-- Begin DATASET EXCERPTS --

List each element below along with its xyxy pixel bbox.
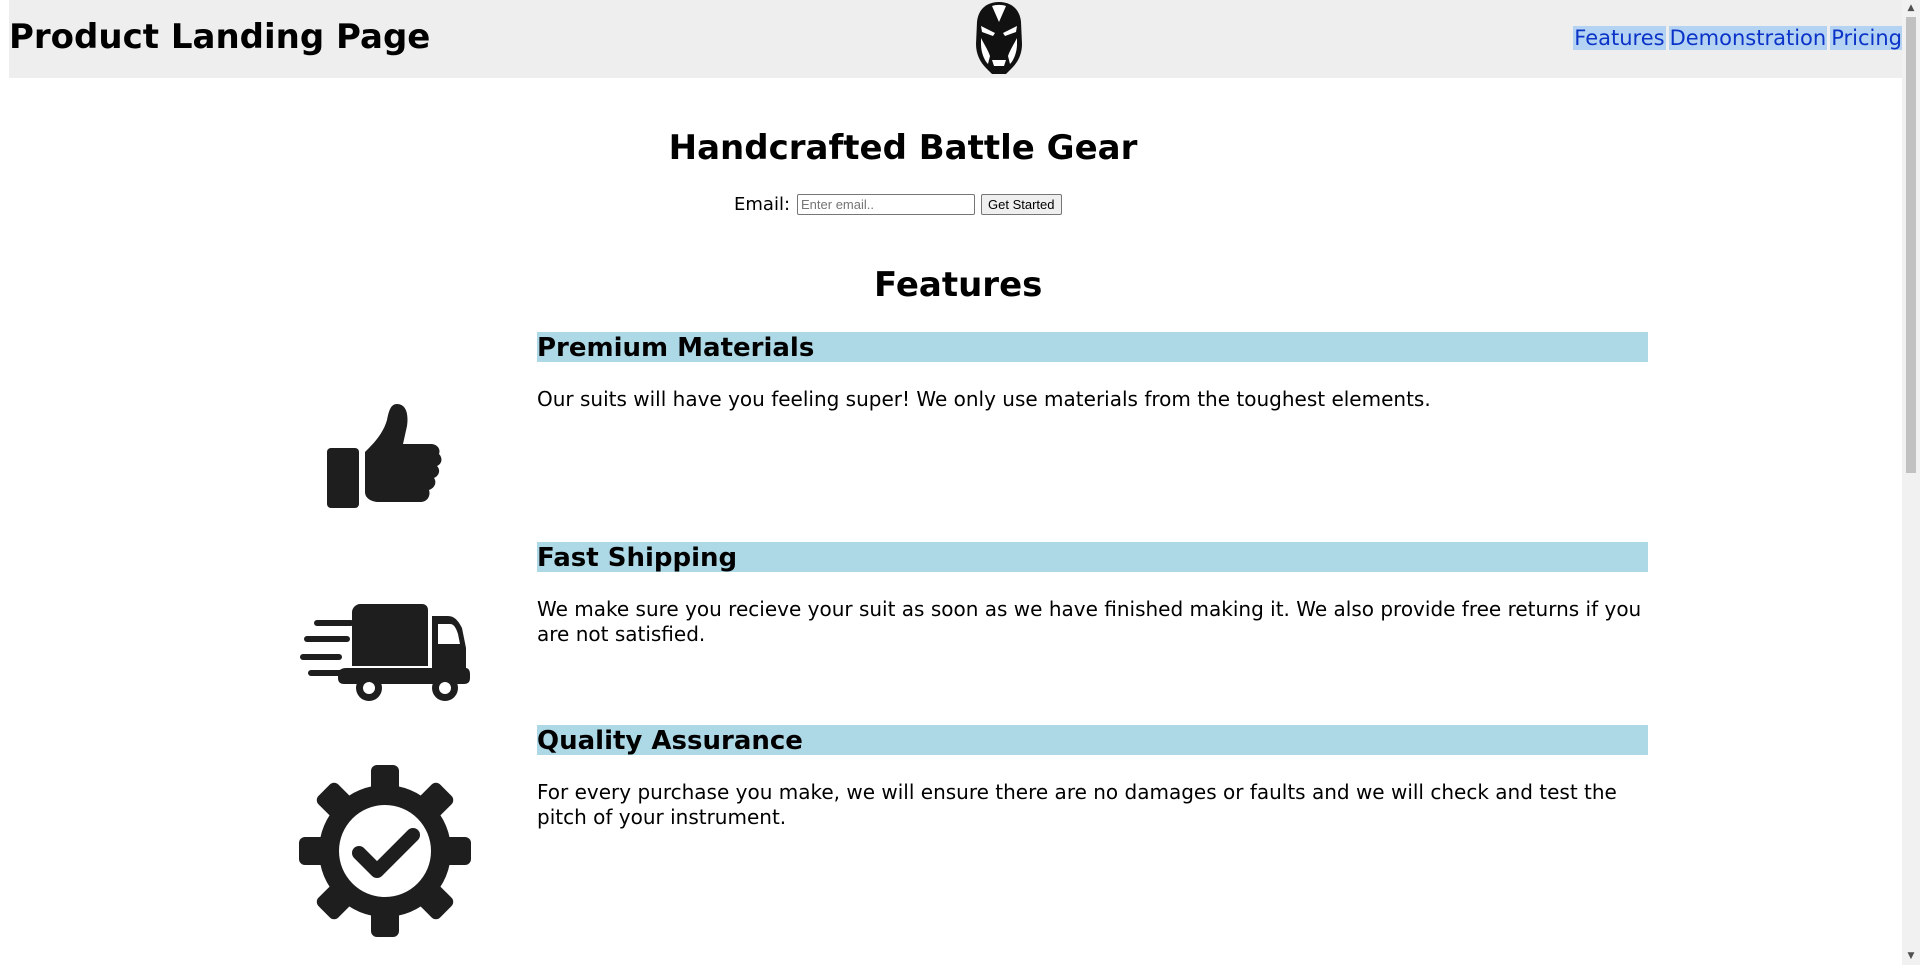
hero-title: Handcrafted Battle Gear	[0, 128, 1902, 168]
feature-text-quality-assurance: For every purchase you make, we will ens…	[537, 780, 1617, 829]
feature-text-fast-shipping: We make sure you recieve your suit as so…	[537, 597, 1642, 646]
feature-heading-fast-shipping: Fast Shipping	[537, 542, 1648, 573]
features-title: Features	[874, 265, 1043, 305]
nav-bar: Features Demonstration Pricing	[1570, 26, 1902, 50]
feature-heading-premium-materials: Premium Materials	[537, 332, 1648, 363]
feature-heading-quality-assurance: Quality Assurance	[537, 725, 1648, 756]
iron-man-helmet-icon	[976, 2, 1022, 74]
thumbs-up-icon	[327, 404, 442, 508]
feature-text-premium-materials: Our suits will have you feeling super! W…	[537, 387, 1431, 411]
delivery-truck-icon	[300, 604, 470, 701]
vertical-scrollbar[interactable]: ▲ ▼	[1902, 0, 1920, 965]
site-header: Product Landing Page Features Demonstrati…	[9, 0, 1902, 78]
page: Product Landing Page Features Demonstrati…	[0, 0, 1902, 965]
hero-title-text: Handcrafted Battle Gear	[668, 128, 1138, 168]
nav-link-demonstration[interactable]: Demonstration	[1668, 26, 1828, 50]
get-started-button[interactable]: Get Started	[981, 194, 1062, 215]
gear-check-icon	[299, 765, 471, 937]
email-input[interactable]	[797, 194, 976, 215]
scrollbar-thumb[interactable]	[1906, 17, 1916, 473]
nav-link-pricing[interactable]: Pricing	[1830, 26, 1902, 50]
email-label: Email:	[734, 194, 791, 215]
scroll-down-arrow-icon[interactable]: ▼	[1902, 948, 1920, 965]
site-title: Product Landing Page	[9, 17, 431, 57]
signup-form: Email: Get Started	[734, 194, 1062, 215]
scroll-up-arrow-icon[interactable]: ▲	[1902, 0, 1920, 17]
nav-link-features[interactable]: Features	[1573, 26, 1666, 50]
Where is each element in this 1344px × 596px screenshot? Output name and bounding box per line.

-- End DATASET EXCERPTS --

**TASK GOAL:** Copy the entries between the line holding "hero-title: Handcrafted Battle" and the line holding "265, 1043, 305]", inclusive, and swap "Fast Shipping" for "Express Delivery" while leaving everything else as is.

**OUTPUT OF THE EXERCISE:**
hero-title: Handcrafted Battle Gear	[0, 128, 1902, 168]
feature-text-quality-assurance: For every purchase you make, we will ens…	[537, 780, 1617, 829]
feature-text-fast-shipping: We make sure you recieve your suit as so…	[537, 597, 1642, 646]
feature-heading-fast-shipping: Express Delivery	[537, 542, 1648, 573]
features-title: Features	[874, 265, 1043, 305]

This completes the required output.